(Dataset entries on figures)
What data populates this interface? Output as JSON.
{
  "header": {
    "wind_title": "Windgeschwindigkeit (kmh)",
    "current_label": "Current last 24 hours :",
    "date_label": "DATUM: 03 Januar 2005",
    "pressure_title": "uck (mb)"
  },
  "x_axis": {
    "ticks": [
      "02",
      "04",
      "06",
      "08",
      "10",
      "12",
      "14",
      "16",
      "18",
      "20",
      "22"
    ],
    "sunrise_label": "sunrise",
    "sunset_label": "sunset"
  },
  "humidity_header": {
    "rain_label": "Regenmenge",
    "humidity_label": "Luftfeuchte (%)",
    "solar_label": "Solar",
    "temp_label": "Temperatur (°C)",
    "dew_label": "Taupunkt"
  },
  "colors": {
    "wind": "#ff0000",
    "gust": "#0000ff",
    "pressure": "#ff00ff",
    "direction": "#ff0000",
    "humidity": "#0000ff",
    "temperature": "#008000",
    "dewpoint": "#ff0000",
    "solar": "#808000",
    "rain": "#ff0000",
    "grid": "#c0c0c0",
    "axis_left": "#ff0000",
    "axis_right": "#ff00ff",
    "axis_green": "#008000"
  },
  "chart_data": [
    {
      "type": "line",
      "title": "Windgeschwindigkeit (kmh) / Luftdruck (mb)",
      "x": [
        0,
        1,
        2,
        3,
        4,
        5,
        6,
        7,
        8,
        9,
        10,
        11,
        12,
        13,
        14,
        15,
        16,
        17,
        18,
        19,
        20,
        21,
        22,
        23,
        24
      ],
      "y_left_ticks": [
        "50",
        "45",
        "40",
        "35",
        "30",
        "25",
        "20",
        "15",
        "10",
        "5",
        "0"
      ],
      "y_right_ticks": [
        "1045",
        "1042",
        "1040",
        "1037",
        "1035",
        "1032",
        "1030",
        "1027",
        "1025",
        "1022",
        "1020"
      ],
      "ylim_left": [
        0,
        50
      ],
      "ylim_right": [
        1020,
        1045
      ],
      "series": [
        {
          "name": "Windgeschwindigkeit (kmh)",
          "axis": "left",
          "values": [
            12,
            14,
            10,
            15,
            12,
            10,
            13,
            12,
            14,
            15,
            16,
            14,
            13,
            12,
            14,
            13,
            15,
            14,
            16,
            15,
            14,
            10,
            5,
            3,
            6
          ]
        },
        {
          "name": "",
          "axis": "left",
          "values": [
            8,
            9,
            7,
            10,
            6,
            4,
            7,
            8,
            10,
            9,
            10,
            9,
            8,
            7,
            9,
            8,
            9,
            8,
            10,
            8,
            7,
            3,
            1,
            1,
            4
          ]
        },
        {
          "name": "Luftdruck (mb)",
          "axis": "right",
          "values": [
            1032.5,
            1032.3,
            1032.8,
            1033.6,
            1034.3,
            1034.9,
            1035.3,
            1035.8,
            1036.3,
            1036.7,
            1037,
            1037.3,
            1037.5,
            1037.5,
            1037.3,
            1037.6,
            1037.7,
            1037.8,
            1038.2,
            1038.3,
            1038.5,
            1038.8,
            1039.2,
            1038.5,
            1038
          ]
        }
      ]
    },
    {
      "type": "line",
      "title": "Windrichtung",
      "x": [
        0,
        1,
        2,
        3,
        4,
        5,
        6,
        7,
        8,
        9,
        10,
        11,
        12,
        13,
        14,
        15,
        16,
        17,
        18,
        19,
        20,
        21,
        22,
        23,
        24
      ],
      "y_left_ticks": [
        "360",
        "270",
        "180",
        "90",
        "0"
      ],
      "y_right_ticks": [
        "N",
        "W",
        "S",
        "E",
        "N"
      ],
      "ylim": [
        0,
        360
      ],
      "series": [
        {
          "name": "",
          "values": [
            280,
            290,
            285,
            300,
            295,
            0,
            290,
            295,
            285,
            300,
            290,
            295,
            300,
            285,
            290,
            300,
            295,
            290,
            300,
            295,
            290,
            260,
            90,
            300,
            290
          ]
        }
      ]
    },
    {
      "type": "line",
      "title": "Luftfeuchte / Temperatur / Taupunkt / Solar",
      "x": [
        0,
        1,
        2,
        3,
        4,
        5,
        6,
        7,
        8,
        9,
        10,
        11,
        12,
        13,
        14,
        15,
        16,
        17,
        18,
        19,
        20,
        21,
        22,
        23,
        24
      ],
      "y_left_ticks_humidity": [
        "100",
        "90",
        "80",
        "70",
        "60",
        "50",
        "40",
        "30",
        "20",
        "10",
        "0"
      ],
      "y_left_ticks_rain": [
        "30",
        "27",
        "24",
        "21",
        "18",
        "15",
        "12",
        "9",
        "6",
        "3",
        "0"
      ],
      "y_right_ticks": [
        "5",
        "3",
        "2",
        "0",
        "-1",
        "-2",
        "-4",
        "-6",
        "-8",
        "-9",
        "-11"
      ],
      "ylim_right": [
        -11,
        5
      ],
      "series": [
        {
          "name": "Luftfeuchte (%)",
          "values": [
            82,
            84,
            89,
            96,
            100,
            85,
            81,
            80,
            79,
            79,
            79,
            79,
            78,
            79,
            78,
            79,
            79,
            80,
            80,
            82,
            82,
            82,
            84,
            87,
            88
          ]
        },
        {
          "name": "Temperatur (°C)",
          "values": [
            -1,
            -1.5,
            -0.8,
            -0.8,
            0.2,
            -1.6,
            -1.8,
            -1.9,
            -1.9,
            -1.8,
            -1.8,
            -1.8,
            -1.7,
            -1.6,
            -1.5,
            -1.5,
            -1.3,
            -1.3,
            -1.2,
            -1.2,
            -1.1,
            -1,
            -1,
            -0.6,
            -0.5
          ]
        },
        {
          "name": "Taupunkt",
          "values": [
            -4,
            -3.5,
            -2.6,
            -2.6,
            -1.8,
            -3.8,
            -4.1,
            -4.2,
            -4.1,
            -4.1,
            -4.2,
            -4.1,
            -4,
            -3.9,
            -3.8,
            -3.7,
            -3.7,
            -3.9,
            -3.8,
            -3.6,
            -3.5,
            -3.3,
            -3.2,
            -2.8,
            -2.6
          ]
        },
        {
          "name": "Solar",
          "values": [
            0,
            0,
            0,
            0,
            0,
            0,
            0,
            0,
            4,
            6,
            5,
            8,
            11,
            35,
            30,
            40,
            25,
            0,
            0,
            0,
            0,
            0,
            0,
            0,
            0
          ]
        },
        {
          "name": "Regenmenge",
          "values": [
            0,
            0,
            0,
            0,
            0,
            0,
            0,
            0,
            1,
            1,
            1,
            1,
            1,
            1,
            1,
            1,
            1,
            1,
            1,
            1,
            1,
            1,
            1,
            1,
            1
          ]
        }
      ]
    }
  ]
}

• **Instructions for the task**
Extract each line from the listing that holds the word "Luftfeuchte".

• **Task response**
    "humidity_label": "Luftfeuchte (%)",
      "title": "Luftfeuchte / Temperatur / Taupunkt / Solar",
          "name": "Luftfeuchte (%)",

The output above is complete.